EXERCISE DESCRIPTION » Reproduce all of the data word for word.
══ INFORMATION SHOWN
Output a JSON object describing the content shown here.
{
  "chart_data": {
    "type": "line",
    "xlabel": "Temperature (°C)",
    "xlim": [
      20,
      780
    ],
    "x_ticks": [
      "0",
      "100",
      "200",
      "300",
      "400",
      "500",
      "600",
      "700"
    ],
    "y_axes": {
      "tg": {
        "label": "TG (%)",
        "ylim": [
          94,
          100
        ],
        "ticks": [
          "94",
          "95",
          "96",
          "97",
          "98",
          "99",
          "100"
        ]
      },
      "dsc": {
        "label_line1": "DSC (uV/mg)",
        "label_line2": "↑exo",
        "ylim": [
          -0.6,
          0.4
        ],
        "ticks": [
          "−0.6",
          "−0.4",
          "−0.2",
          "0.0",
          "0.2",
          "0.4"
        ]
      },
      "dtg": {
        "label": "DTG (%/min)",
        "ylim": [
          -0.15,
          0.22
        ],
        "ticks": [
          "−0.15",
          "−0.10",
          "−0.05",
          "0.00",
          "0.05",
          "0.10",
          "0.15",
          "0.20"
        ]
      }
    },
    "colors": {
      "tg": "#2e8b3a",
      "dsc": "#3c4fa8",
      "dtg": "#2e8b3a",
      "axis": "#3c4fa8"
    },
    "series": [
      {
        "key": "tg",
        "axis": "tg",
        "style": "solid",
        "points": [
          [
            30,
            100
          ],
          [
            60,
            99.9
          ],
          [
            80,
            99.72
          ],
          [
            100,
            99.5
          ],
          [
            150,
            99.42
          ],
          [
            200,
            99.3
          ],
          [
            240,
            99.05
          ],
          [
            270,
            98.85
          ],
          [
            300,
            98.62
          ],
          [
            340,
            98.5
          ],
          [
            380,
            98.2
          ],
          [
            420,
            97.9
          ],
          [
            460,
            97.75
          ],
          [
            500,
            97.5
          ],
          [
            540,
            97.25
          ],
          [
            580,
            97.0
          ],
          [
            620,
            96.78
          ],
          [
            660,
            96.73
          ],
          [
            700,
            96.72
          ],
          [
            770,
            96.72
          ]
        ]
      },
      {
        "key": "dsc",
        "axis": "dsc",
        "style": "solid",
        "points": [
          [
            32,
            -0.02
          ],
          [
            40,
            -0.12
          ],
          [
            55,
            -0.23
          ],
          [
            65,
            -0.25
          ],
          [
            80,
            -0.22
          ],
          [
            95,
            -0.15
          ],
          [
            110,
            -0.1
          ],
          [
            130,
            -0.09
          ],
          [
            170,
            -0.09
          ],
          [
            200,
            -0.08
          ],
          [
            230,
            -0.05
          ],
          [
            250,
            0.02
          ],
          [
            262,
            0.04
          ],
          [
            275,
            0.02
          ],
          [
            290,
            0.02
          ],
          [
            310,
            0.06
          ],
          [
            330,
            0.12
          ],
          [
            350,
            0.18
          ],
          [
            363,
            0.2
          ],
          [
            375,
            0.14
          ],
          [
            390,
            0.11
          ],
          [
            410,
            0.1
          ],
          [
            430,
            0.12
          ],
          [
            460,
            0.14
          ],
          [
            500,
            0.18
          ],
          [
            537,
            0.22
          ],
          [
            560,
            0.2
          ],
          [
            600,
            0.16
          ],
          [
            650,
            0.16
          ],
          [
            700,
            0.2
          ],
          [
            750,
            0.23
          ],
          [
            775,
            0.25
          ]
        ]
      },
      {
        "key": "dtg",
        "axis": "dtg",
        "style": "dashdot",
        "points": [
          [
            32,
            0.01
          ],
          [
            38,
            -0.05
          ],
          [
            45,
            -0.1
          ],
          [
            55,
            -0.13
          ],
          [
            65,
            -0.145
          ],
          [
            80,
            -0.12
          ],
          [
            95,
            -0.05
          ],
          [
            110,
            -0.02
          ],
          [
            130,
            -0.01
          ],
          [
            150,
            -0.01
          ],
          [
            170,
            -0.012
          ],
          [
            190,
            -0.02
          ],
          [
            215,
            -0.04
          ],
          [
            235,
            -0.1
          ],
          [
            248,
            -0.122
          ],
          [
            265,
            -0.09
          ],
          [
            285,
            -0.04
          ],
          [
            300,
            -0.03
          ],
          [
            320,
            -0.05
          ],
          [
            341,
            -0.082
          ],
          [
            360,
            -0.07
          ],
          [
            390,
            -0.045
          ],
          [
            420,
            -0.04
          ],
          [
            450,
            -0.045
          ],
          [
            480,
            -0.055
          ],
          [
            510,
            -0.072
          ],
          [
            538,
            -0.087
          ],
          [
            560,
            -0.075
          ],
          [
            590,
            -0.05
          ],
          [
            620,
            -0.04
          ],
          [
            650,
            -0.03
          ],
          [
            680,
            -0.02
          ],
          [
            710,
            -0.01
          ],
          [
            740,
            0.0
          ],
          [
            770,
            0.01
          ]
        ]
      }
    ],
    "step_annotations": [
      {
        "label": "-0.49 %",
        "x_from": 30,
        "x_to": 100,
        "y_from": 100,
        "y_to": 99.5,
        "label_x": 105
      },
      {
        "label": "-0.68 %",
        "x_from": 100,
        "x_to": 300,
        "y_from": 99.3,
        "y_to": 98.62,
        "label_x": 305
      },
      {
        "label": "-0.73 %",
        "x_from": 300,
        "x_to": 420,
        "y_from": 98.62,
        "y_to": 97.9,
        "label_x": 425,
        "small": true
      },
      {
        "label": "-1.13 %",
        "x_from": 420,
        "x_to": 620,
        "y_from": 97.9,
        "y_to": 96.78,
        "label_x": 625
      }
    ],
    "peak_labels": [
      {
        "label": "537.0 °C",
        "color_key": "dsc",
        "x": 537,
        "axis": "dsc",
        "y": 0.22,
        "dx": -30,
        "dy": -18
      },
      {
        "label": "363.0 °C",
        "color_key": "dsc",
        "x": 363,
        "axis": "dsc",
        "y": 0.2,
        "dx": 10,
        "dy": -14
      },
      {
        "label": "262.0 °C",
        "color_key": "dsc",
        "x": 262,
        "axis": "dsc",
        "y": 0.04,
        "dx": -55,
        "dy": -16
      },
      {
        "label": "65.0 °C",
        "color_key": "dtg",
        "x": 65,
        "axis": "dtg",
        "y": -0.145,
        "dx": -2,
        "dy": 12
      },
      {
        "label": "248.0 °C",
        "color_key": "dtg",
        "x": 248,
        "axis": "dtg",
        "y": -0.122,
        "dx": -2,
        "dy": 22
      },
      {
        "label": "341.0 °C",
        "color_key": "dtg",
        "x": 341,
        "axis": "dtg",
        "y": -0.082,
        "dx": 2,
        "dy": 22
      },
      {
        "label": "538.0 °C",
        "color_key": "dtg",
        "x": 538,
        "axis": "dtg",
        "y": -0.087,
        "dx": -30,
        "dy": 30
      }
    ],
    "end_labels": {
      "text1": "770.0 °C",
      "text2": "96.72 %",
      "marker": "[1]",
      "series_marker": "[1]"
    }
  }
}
════
RESULT FOR THIS EXERCISE »
Output a JSON object describing the content shown here.
{
  "chart_data": {
    "type": "line",
    "xlabel": "Temperature (°C)",
    "xlim": [
      20,
      780
    ],
    "x_ticks": [
      "0",
      "100",
      "200",
      "300",
      "400",
      "500",
      "600",
      "700"
    ],
    "y_axes": {
      "tg": {
        "label": "TG (%)",
        "ylim": [
          94,
          100
        ],
        "ticks": [
          "94",
          "95",
          "96",
          "97",
          "98",
          "99",
          "100"
        ]
      },
      "dsc": {
        "label_line1": "DSC (uV/mg)",
        "label_line2": "↑exo",
        "ylim": [
          -0.6,
          0.4
        ],
        "ticks": [
          "−0.6",
          "−0.4",
          "−0.2",
          "0.0",
          "0.2",
          "0.4"
        ]
      },
      "dtg": {
        "label": "DTG (%/min)",
        "ylim": [
          -0.15,
          0.22
        ],
        "ticks": [
          "−0.15",
          "−0.10",
          "−0.05",
          "0.00",
          "0.05",
          "0.10",
          "0.15",
          "0.20"
        ]
      }
    },
    "colors": {
      "tg": "#2e8b3a",
      "dsc": "#3c4fa8",
      "dtg": "#2e8b3a",
      "axis": "#3c4fa8"
    },
    "series": [
      {
        "key": "tg",
        "axis": "tg",
        "style": "solid",
        "points": [
          [
            30,
            100
          ],
          [
            60,
            99.9
          ],
          [
            80,
            99.72
          ],
          [
            100,
            99.5
          ],
          [
            150,
            99.42
          ],
          [
            200,
            99.3
          ],
          [
            240,
            99.05
          ],
          [
            270,
            98.85
          ],
          [
            300,
            98.62
          ],
          [
            340,
            98.5
          ],
          [
            380,
            98.2
          ],
          [
            420,
            97.9
          ],
          [
            460,
            97.75
          ],
          [
            500,
            97.5
          ],
          [
            540,
            97.25
          ],
          [
            580,
            97.0
          ],
          [
            620,
            96.78
          ],
          [
            660,
            96.73
          ],
          [
            700,
            96.72
          ],
          [
            770,
            96.72
          ]
        ]
      },
      {
        "key": "dsc",
        "axis": "dsc",
        "style": "solid",
        "points": [
          [
            32,
            -0.02
          ],
          [
            40,
            -0.12
          ],
          [
            55,
            -0.23
          ],
          [
            65,
            -0.25
          ],
          [
            80,
            -0.22
          ],
          [
            95,
            -0.15
          ],
          [
            110,
            -0.1
          ],
          [
            130,
            -0.09
          ],
          [
            170,
            -0.09
          ],
          [
            200,
            -0.08
          ],
          [
            230,
            -0.05
          ],
          [
            250,
            0.02
          ],
          [
            262,
            0.04
          ],
          [
            275,
            0.02
          ],
          [
            290,
            0.02
          ],
          [
            310,
            0.06
          ],
          [
            330,
            0.12
          ],
          [
            350,
            0.18
          ],
          [
            363,
            0.2
          ],
          [
            375,
            0.14
          ],
          [
            390,
            0.11
          ],
          [
            410,
            0.1
          ],
          [
            430,
            0.12
          ],
          [
            460,
            0.14
          ],
          [
            500,
            0.18
          ],
          [
            537,
            0.22
          ],
          [
            560,
            0.2
          ],
          [
            600,
            0.16
          ],
          [
            650,
            0.16
          ],
          [
            700,
            0.2
          ],
          [
            750,
            0.23
          ],
          [
            775,
            0.25
          ]
        ]
      },
      {
        "key": "dtg",
        "axis": "dtg",
        "style": "dashdot",
        "points": [
          [
            32,
            0.01
          ],
          [
            38,
            -0.05
          ],
          [
            45,
            -0.1
          ],
          [
            55,
            -0.13
          ],
          [
            65,
            -0.145
          ],
          [
            80,
            -0.12
          ],
          [
            95,
            -0.05
          ],
          [
            110,
            -0.02
          ],
          [
            130,
            -0.01
          ],
          [
            150,
            -0.01
          ],
          [
            170,
            -0.012
          ],
          [
            190,
            -0.02
          ],
          [
            215,
            -0.04
          ],
          [
            235,
            -0.1
          ],
          [
            248,
            -0.122
          ],
          [
            265,
            -0.09
          ],
          [
            285,
            -0.04
          ],
          [
            300,
            -0.03
          ],
          [
            320,
            -0.05
          ],
          [
            341,
            -0.082
          ],
          [
            360,
            -0.07
          ],
          [
            390,
            -0.045
          ],
          [
            420,
            -0.04
          ],
          [
            450,
            -0.045
          ],
          [
            480,
            -0.055
          ],
          [
            510,
            -0.072
          ],
          [
            538,
            -0.087
          ],
          [
            560,
            -0.075
          ],
          [
            590,
            -0.05
          ],
          [
            620,
            -0.04
          ],
          [
            650,
            -0.03
          ],
          [
            680,
            -0.02
          ],
          [
            710,
            -0.01
          ],
          [
            740,
            0.0
          ],
          [
            770,
            0.01
          ]
        ]
      }
    ],
    "step_annotations": [
      {
        "label": "-0.49 %",
        "x_from": 30,
        "x_to": 100,
        "y_from": 100,
        "y_to": 99.5,
        "label_x": 105
      },
      {
        "label": "-0.68 %",
        "x_from": 100,
        "x_to": 300,
        "y_from": 99.3,
        "y_to": 98.62,
        "label_x": 305
      },
      {
        "label": "-0.73 %",
        "x_from": 300,
        "x_to": 420,
        "y_from": 98.62,
        "y_to": 97.9,
        "label_x": 425,
        "small": true
      },
      {
        "label": "-1.13 %",
        "x_from": 420,
        "x_to": 620,
        "y_from": 97.9,
        "y_to": 96.78,
        "label_x": 625
      }
    ],
    "peak_labels": [
      {
        "label": "537.0 °C",
        "color_key": "dsc",
        "x": 537,
        "axis": "dsc",
        "y": 0.22,
        "dx": -30,
        "dy": -18
      },
      {
        "label": "363.0 °C",
        "color_key": "dsc",
        "x": 363,
        "axis": "dsc",
        "y": 0.2,
        "dx": 10,
        "dy": -14
      },
      {
        "label": "262.0 °C",
        "color_key": "dsc",
        "x": 262,
        "axis": "dsc",
        "y": 0.04,
        "dx": -55,
        "dy": -16
      },
      {
        "label": "65.0 °C",
        "color_key": "dtg",
        "x": 65,
        "axis": "dtg",
        "y": -0.145,
        "dx": -2,
        "dy": 12
      },
      {
        "label": "248.0 °C",
        "color_key": "dtg",
        "x": 248,
        "axis": "dtg",
        "y": -0.122,
        "dx": -2,
        "dy": 22
      },
      {
        "label": "341.0 °C",
        "color_key": "dtg",
        "x": 341,
        "axis": "dtg",
        "y": -0.082,
        "dx": 2,
        "dy": 22
      },
      {
        "label": "538.0 °C",
        "color_key": "dtg",
        "x": 538,
        "axis": "dtg",
        "y": -0.087,
        "dx": -30,
        "dy": 30
      }
    ],
    "end_labels": {
      "text1": "770.0 °C",
      "text2": "96.72 %",
      "marker": "[1]",
      "series_marker": "[1]"
    }
  }
}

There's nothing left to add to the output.